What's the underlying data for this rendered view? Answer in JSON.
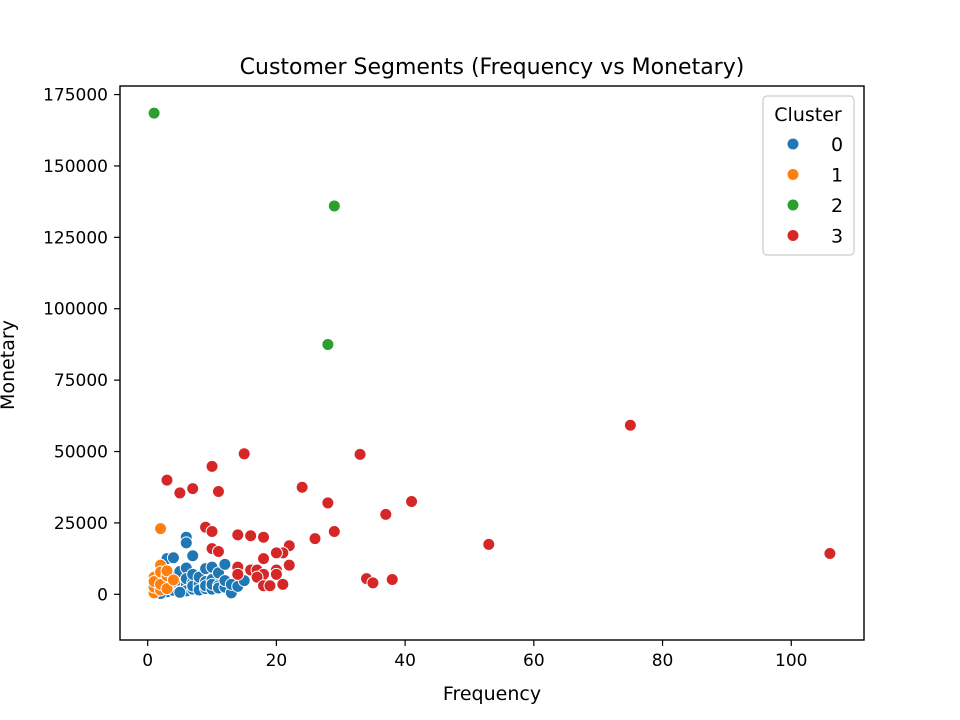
{
  "chart_data": {
    "type": "scatter",
    "title": "Customer Segments (Frequency vs Monetary)",
    "xlabel": "Frequency",
    "ylabel": "Monetary",
    "xlim": [
      -4.3,
      111.3
    ],
    "ylim": [
      -16000,
      178000
    ],
    "xticks": [
      0,
      20,
      40,
      60,
      80,
      100
    ],
    "yticks": [
      0,
      25000,
      50000,
      75000,
      100000,
      125000,
      150000,
      175000
    ],
    "grid": false,
    "legend": {
      "title": "Cluster",
      "placement": "top-right"
    },
    "series": [
      {
        "name": "0",
        "color": "#1f77b4",
        "points": [
          [
            1,
            1500
          ],
          [
            1,
            3000
          ],
          [
            1,
            4200
          ],
          [
            1,
            800
          ],
          [
            2,
            2200
          ],
          [
            2,
            3500
          ],
          [
            2,
            1200
          ],
          [
            2,
            5000
          ],
          [
            3,
            1800
          ],
          [
            3,
            2600
          ],
          [
            3,
            4000
          ],
          [
            3,
            900
          ],
          [
            3,
            12500
          ],
          [
            3,
            5800
          ],
          [
            4,
            2000
          ],
          [
            4,
            3200
          ],
          [
            4,
            1400
          ],
          [
            4,
            12800
          ],
          [
            4,
            6500
          ],
          [
            5,
            1500
          ],
          [
            5,
            2800
          ],
          [
            5,
            4500
          ],
          [
            5,
            8000
          ],
          [
            5,
            900
          ],
          [
            6,
            2500
          ],
          [
            6,
            3800
          ],
          [
            6,
            1200
          ],
          [
            6,
            9200
          ],
          [
            6,
            20000
          ],
          [
            6,
            18000
          ],
          [
            6,
            5500
          ],
          [
            7,
            1800
          ],
          [
            7,
            4200
          ],
          [
            7,
            13500
          ],
          [
            7,
            2900
          ],
          [
            7,
            7000
          ],
          [
            8,
            2400
          ],
          [
            8,
            3600
          ],
          [
            8,
            6000
          ],
          [
            8,
            1500
          ],
          [
            9,
            2000
          ],
          [
            9,
            4500
          ],
          [
            9,
            9000
          ],
          [
            9,
            3000
          ],
          [
            10,
            2800
          ],
          [
            10,
            5200
          ],
          [
            10,
            9500
          ],
          [
            10,
            1800
          ],
          [
            10,
            3500
          ],
          [
            11,
            3000
          ],
          [
            11,
            7500
          ],
          [
            11,
            2200
          ],
          [
            12,
            2500
          ],
          [
            12,
            10500
          ],
          [
            12,
            4800
          ],
          [
            13,
            500
          ],
          [
            13,
            3500
          ],
          [
            14,
            2800
          ],
          [
            15,
            4800
          ],
          [
            1,
            1000
          ],
          [
            2,
            300
          ],
          [
            5,
            700
          ]
        ]
      },
      {
        "name": "1",
        "color": "#ff7f0e",
        "points": [
          [
            1,
            500
          ],
          [
            1,
            2500
          ],
          [
            1,
            6000
          ],
          [
            1,
            4500
          ],
          [
            2,
            1500
          ],
          [
            2,
            3500
          ],
          [
            2,
            10200
          ],
          [
            2,
            23000
          ],
          [
            2,
            7800
          ],
          [
            3,
            2000
          ],
          [
            3,
            6500
          ],
          [
            3,
            8200
          ],
          [
            4,
            5000
          ]
        ]
      },
      {
        "name": "2",
        "color": "#2ca02c",
        "points": [
          [
            1,
            168500
          ],
          [
            29,
            136000
          ],
          [
            28,
            87500
          ]
        ]
      },
      {
        "name": "3",
        "color": "#d62728",
        "points": [
          [
            3,
            40000
          ],
          [
            5,
            35500
          ],
          [
            7,
            37000
          ],
          [
            10,
            44800
          ],
          [
            11,
            36000
          ],
          [
            15,
            49200
          ],
          [
            9,
            23500
          ],
          [
            10,
            22000
          ],
          [
            10,
            16000
          ],
          [
            11,
            15000
          ],
          [
            14,
            20800
          ],
          [
            16,
            20500
          ],
          [
            18,
            20000
          ],
          [
            22,
            17000
          ],
          [
            21,
            14500
          ],
          [
            20,
            14500
          ],
          [
            18,
            12500
          ],
          [
            14,
            9500
          ],
          [
            14,
            7000
          ],
          [
            16,
            8500
          ],
          [
            17,
            8500
          ],
          [
            18,
            7000
          ],
          [
            17,
            6000
          ],
          [
            18,
            3000
          ],
          [
            19,
            3000
          ],
          [
            20,
            8500
          ],
          [
            20,
            7000
          ],
          [
            21,
            3500
          ],
          [
            22,
            10200
          ],
          [
            24,
            37500
          ],
          [
            26,
            19500
          ],
          [
            28,
            32000
          ],
          [
            29,
            22000
          ],
          [
            33,
            49000
          ],
          [
            34,
            5500
          ],
          [
            35,
            4000
          ],
          [
            37,
            28000
          ],
          [
            38,
            5200
          ],
          [
            41,
            32500
          ],
          [
            53,
            17500
          ],
          [
            75,
            59200
          ],
          [
            106,
            14300
          ]
        ]
      }
    ]
  }
}
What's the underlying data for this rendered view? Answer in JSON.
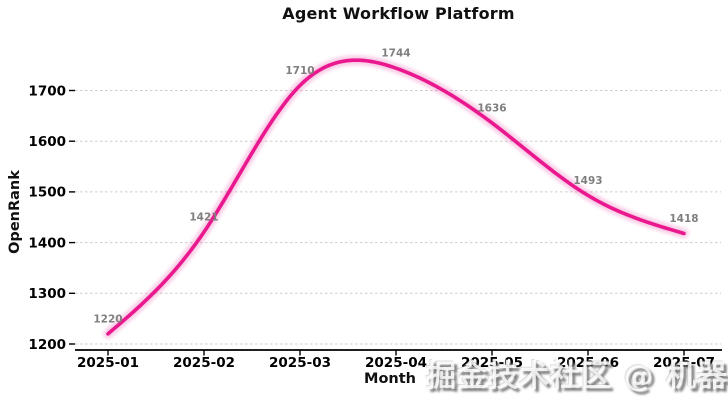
{
  "watermark": {
    "text": "掘金技术社区 @ 机器之心"
  },
  "chart_data": {
    "type": "line",
    "title": "Agent Workflow Platform",
    "xlabel": "Month",
    "ylabel": "OpenRank",
    "categories": [
      "2025-01",
      "2025-02",
      "2025-03",
      "2025-04",
      "2025-05",
      "2025-06",
      "2025-07"
    ],
    "series": [
      {
        "name": "OpenRank",
        "values": [
          1220,
          1421,
          1710,
          1744,
          1636,
          1493,
          1418
        ]
      }
    ],
    "data_labels": [
      "1220",
      "1421",
      "1710",
      "1744",
      "1636",
      "1493",
      "1418"
    ],
    "yticks": [
      1200,
      1300,
      1400,
      1500,
      1600,
      1700
    ],
    "ylim": [
      1187,
      1790
    ],
    "grid": true,
    "grid_style": "dashed",
    "legend_position": "none",
    "smooth": true,
    "line_color": "#e9188f",
    "glow_color": "rgba(233,24,144,0.25)",
    "data_label_color": "#7f7f7f",
    "tick_label_color": "#000000",
    "grid_color": "#cccccc",
    "axis_color": "#000000"
  }
}
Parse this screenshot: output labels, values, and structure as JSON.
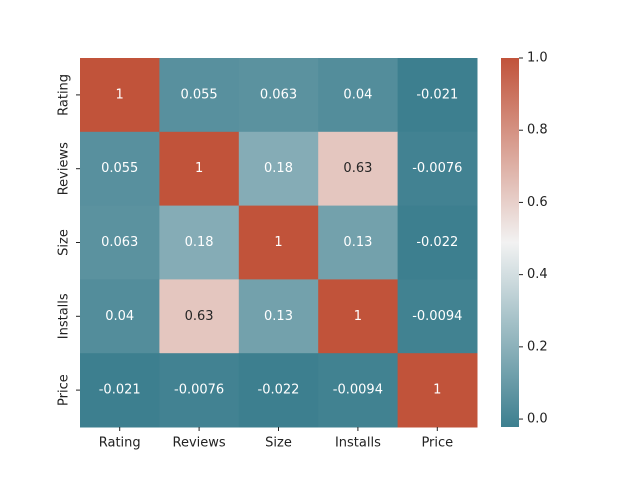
{
  "chart_data": {
    "type": "heatmap",
    "title": "",
    "xlabel": "",
    "ylabel": "",
    "x_categories": [
      "Rating",
      "Reviews",
      "Size",
      "Installs",
      "Price"
    ],
    "y_categories": [
      "Rating",
      "Reviews",
      "Size",
      "Installs",
      "Price"
    ],
    "values": [
      [
        1,
        0.055,
        0.063,
        0.04,
        -0.021
      ],
      [
        0.055,
        1,
        0.18,
        0.63,
        -0.0076
      ],
      [
        0.063,
        0.18,
        1,
        0.13,
        -0.022
      ],
      [
        0.04,
        0.63,
        0.13,
        1,
        -0.0094
      ],
      [
        -0.021,
        -0.0076,
        -0.022,
        -0.0094,
        1
      ]
    ],
    "cell_labels": [
      [
        "1",
        "0.055",
        "0.063",
        "0.04",
        "-0.021"
      ],
      [
        "0.055",
        "1",
        "0.18",
        "0.63",
        "-0.0076"
      ],
      [
        "0.063",
        "0.18",
        "1",
        "0.13",
        "-0.022"
      ],
      [
        "0.04",
        "0.63",
        "0.13",
        "1",
        "-0.0094"
      ],
      [
        "-0.021",
        "-0.0076",
        "-0.022",
        "-0.0094",
        "1"
      ]
    ],
    "colorbar": {
      "range": [
        -0.022,
        1.0
      ],
      "ticks": [
        0.0,
        0.2,
        0.4,
        0.6,
        0.8,
        1.0
      ],
      "tick_labels": [
        "0.0",
        "0.2",
        "0.4",
        "0.6",
        "0.8",
        "1.0"
      ],
      "colormap": "diverging teal-white-red",
      "low_color": "#3d7f8f",
      "mid_color": "#f2f2f2",
      "high_color": "#c1533a"
    },
    "grid": false,
    "legend": "colorbar right"
  }
}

WHAT TO PRODUCE
Give the number of lines in the material above that have the word "ylabel" in them, and nothing more.

RESPONSE TO THE TASK
3